**EXERCISE INSTRUCTIONS:** Reproduce all the entries exactly and keep the pictures out.

[Dataset items]
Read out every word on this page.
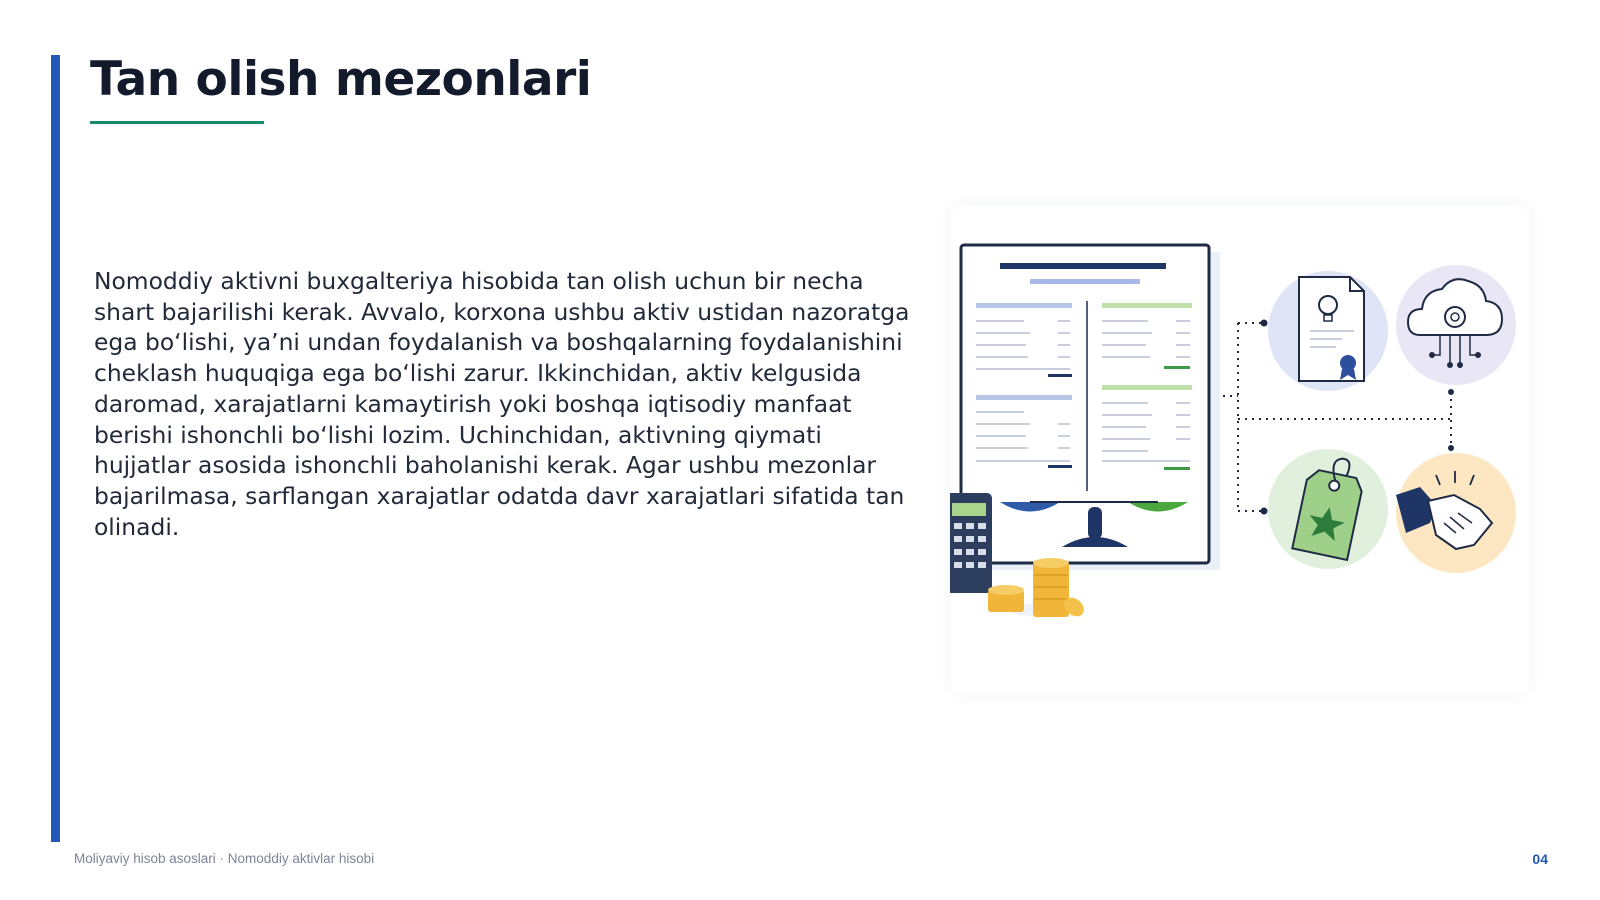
Tan olish mezonlari

Nomoddiy aktivni buxgalteriya hisobida tan olish uchun bir necha shart bajarilishi kerak. Avvalo, korxona ushbu aktiv ustidan nazoratga ega bo‘lishi, ya’ni undan foydalanish va boshqalarning foydalanishini cheklash huquqiga ega bo‘lishi zarur. Ikkinchidan, aktiv kelgusida daromad, xarajatlarni kamaytirish yoki boshqa iqtisodiy manfaat berishi ishonchli bo‘lishi lozim. Uchinchidan, aktivning qiymati hujjatlar asosida ishonchli baholanishi kerak. Agar ushbu mezonlar bajarilmasa, sarflangan xarajatlar odatda davr xarajatlari sifatida tan olinadi.

Moliyaviy hisob asoslari · Nomoddiy aktivlar hisobi	04
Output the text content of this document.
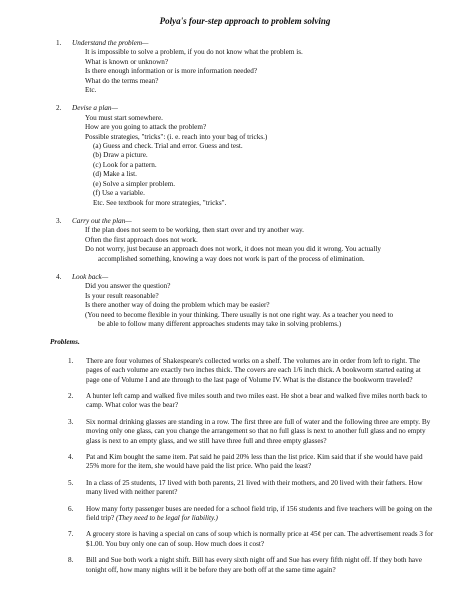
Polya's four-step approach to problem solving
1.	Understand the problem—
It is impossible to solve a problem, if you do not know what the problem is.
What is known or unknown?
Is there enough information or is more information needed?
What do the terms mean?
Etc.
2.	Devise a plan—
You must start somewhere.
How are you going to attack the problem?
Possible strategies, "tricks": (i. e. reach into your bag of tricks.)
(a) Guess and check. Trial and error. Guess and test.
(b) Draw a picture.
(c) Look for a pattern.
(d) Make a list.
(e) Solve a simpler problem.
(f) Use a variable.
Etc. See textbook for more strategies, "tricks".
3.	Carry out the plan—
If the plan does not seem to be working, then start over and try another way.
Often the first approach does not work.
Do not worry, just because an approach does not work, it does not mean you did it wrong. You actually
accomplished something, knowing a way does not work is part of the process of elimination.
4.	Look back—
Did you answer the question?
Is your result reasonable?
Is there another way of doing the problem which may be easier?
(You need to become flexible in your thinking. There usually is not one right way. As a teacher you need to
be able to follow many different approaches students may take in solving problems.)
Problems.
1.	There are four volumes of Shakespeare's collected works on a shelf. The volumes are in order from left to right. The pages of each volume are exactly two inches thick. The covers are each 1/6 inch thick. A bookworm started eating at page one of Volume I and ate through to the last page of Volume IV. What is the distance the bookworm traveled?
2.	A hunter left camp and walked five miles south and two miles east. He shot a bear and walked five miles north back to camp. What color was the bear?
3.	Six normal drinking glasses are standing in a row. The first three are full of water and the following three are empty. By moving only one glass, can you change the arrangement so that no full glass is next to another full glass and no empty glass is next to an empty glass, and we still have three full and three empty glasses?
4.	Pat and Kim bought the same item. Pat said he paid 20% less than the list price. Kim said that if she would have paid 25% more for the item, she would have paid the list price. Who paid the least?
5.	In a class of 25 students, 17 lived with both parents, 21 lived with their mothers, and 20 lived with their fathers. How many lived with neither parent?
6.	How many forty passenger buses are needed for a school field trip, if 156 students and five teachers will be going on the field trip? (They need to be legal for liability.)
7.	A grocery store is having a special on cans of soup which is normally price at 45¢ per can. The advertisement reads 3 for $1.00. You buy only one can of soup. How much does it cost?
8.	Bill and Sue both work a night shift. Bill has every sixth night off and Sue has every fifth night off. If they both have tonight off, how many nights will it be before they are both off at the same time again?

**SOLUTION FOR THIS TASK:**
Read out every word on this page.
Tan olish mezonlari

Nomoddiy aktivni buxgalteriya hisobida tan olish uchun bir necha shart bajarilishi kerak. Avvalo, korxona ushbu aktiv ustidan nazoratga ega bo‘lishi, ya’ni undan foydalanish va boshqalarning foydalanishini cheklash huquqiga ega bo‘lishi zarur. Ikkinchidan, aktiv kelgusida daromad, xarajatlarni kamaytirish yoki boshqa iqtisodiy manfaat berishi ishonchli bo‘lishi lozim. Uchinchidan, aktivning qiymati hujjatlar asosida ishonchli baholanishi kerak. Agar ushbu mezonlar bajarilmasa, sarflangan xarajatlar odatda davr xarajatlari sifatida tan olinadi.

Moliyaviy hisob asoslari · Nomoddiy aktivlar hisobi	04
Output the text content of this document.
Polya's four-step approach to problem solving
1.	Understand the problem—
It is impossible to solve a problem, if you do not know what the problem is.
What is known or unknown?
Is there enough information or is more information needed?
What do the terms mean?
Etc.
2.	Devise a plan—
You must start somewhere.
How are you going to attack the problem?
Possible strategies, "tricks": (i. e. reach into your bag of tricks.)
(a) Guess and check. Trial and error. Guess and test.
(b) Draw a picture.
(c) Look for a pattern.
(d) Make a list.
(e) Solve a simpler problem.
(f) Use a variable.
Etc. See textbook for more strategies, "tricks".
3.	Carry out the plan—
If the plan does not seem to be working, then start over and try another way.
Often the first approach does not work.
Do not worry, just because an approach does not work, it does not mean you did it wrong. You actually
accomplished something, knowing a way does not work is part of the process of elimination.
4.	Look back—
Did you answer the question?
Is your result reasonable?
Is there another way of doing the problem which may be easier?
(You need to become flexible in your thinking. There usually is not one right way. As a teacher you need to
be able to follow many different approaches students may take in solving problems.)
Problems.
1.	There are four volumes of Shakespeare's collected works on a shelf. The volumes are in order from left to right. The pages of each volume are exactly two inches thick. The covers are each 1/6 inch thick. A bookworm started eating at page one of Volume I and ate through to the last page of Volume IV. What is the distance the bookworm traveled?
2.	A hunter left camp and walked five miles south and two miles east. He shot a bear and walked five miles north back to camp. What color was the bear?
3.	Six normal drinking glasses are standing in a row. The first three are full of water and the following three are empty. By moving only one glass, can you change the arrangement so that no full glass is next to another full glass and no empty glass is next to an empty glass, and we still have three full and three empty glasses?
4.	Pat and Kim bought the same item. Pat said he paid 20% less than the list price. Kim said that if she would have paid 25% more for the item, she would have paid the list price. Who paid the least?
5.	In a class of 25 students, 17 lived with both parents, 21 lived with their mothers, and 20 lived with their fathers. How many lived with neither parent?
6.	How many forty passenger buses are needed for a school field trip, if 156 students and five teachers will be going on the field trip? (They need to be legal for liability.)
7.	A grocery store is having a special on cans of soup which is normally price at 45¢ per can. The advertisement reads 3 for $1.00. You buy only one can of soup. How much does it cost?
8.	Bill and Sue both work a night shift. Bill has every sixth night off and Sue has every fifth night off. If they both have tonight off, how many nights will it be before they are both off at the same time again?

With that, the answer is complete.